WORKING DATA –
= = =
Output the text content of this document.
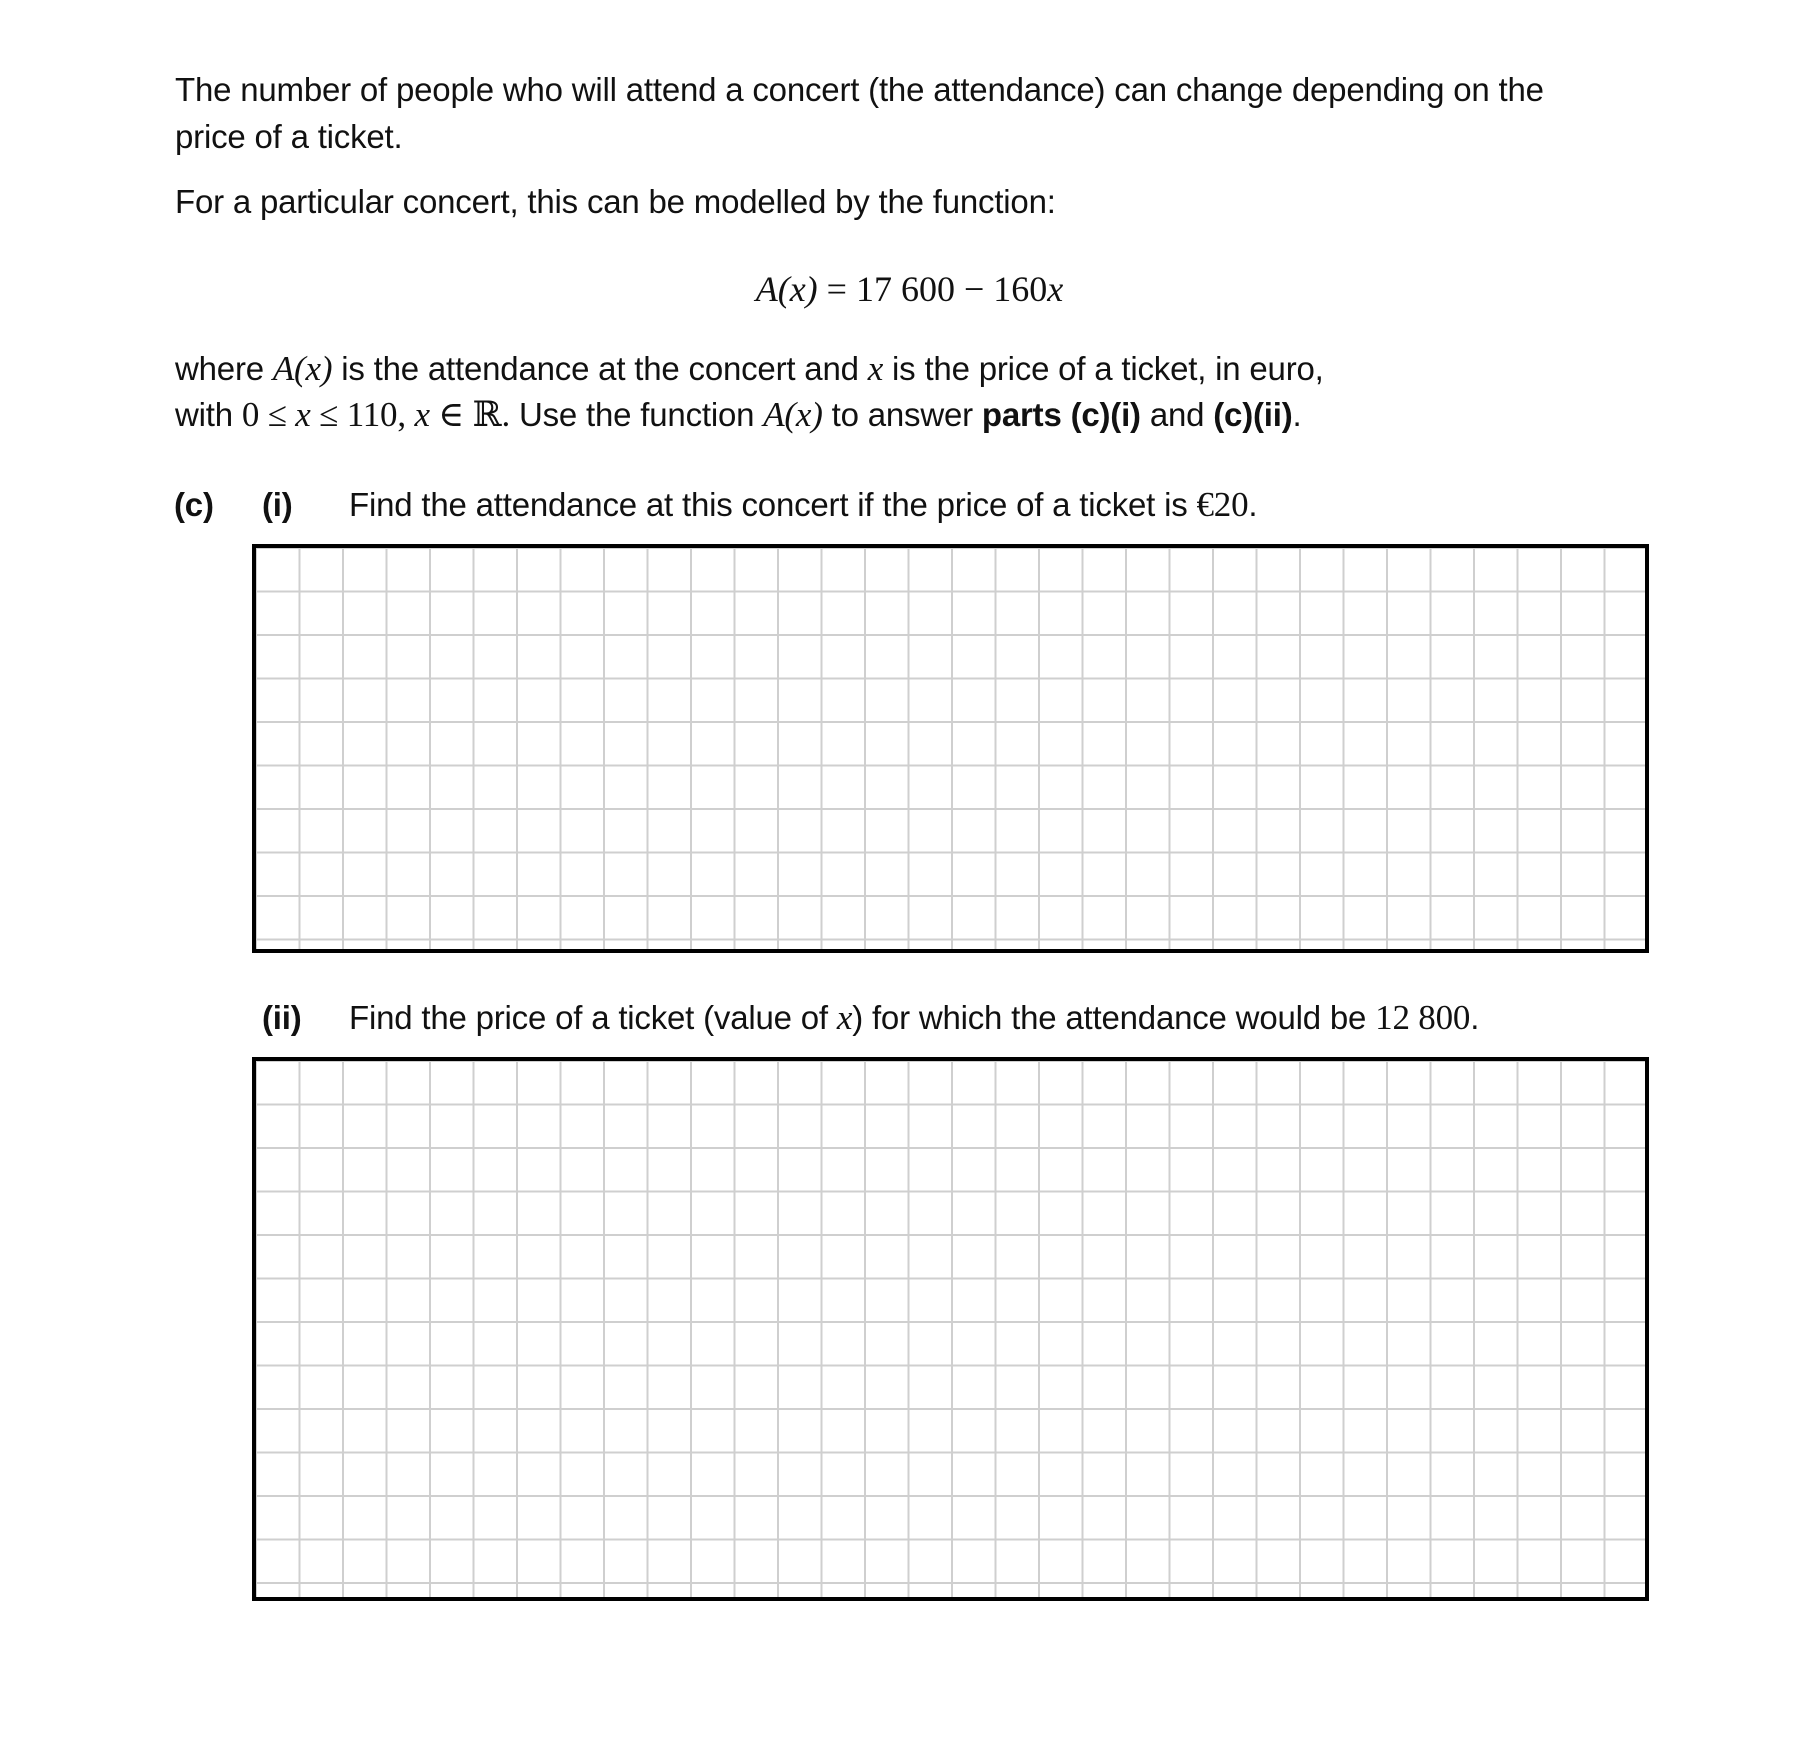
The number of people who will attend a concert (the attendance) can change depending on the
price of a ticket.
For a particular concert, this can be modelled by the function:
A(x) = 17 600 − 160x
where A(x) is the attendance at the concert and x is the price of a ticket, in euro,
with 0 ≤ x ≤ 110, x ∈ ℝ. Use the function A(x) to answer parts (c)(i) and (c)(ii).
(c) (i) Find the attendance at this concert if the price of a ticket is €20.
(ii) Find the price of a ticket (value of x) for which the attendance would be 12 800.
= = =
WHAT THE TASK REQUIRES – Show every line of the records above that contains the word "attendance".

SOLUTION TO THE EXERCISE –
The number of people who will attend a concert (the attendance) can change depending on the
where A(x) is the attendance at the concert and x is the price of a ticket, in euro,
(c) (i) Find the attendance at this concert if the price of a ticket is €20.
(ii) Find the price of a ticket (value of x) for which the attendance would be 12 800.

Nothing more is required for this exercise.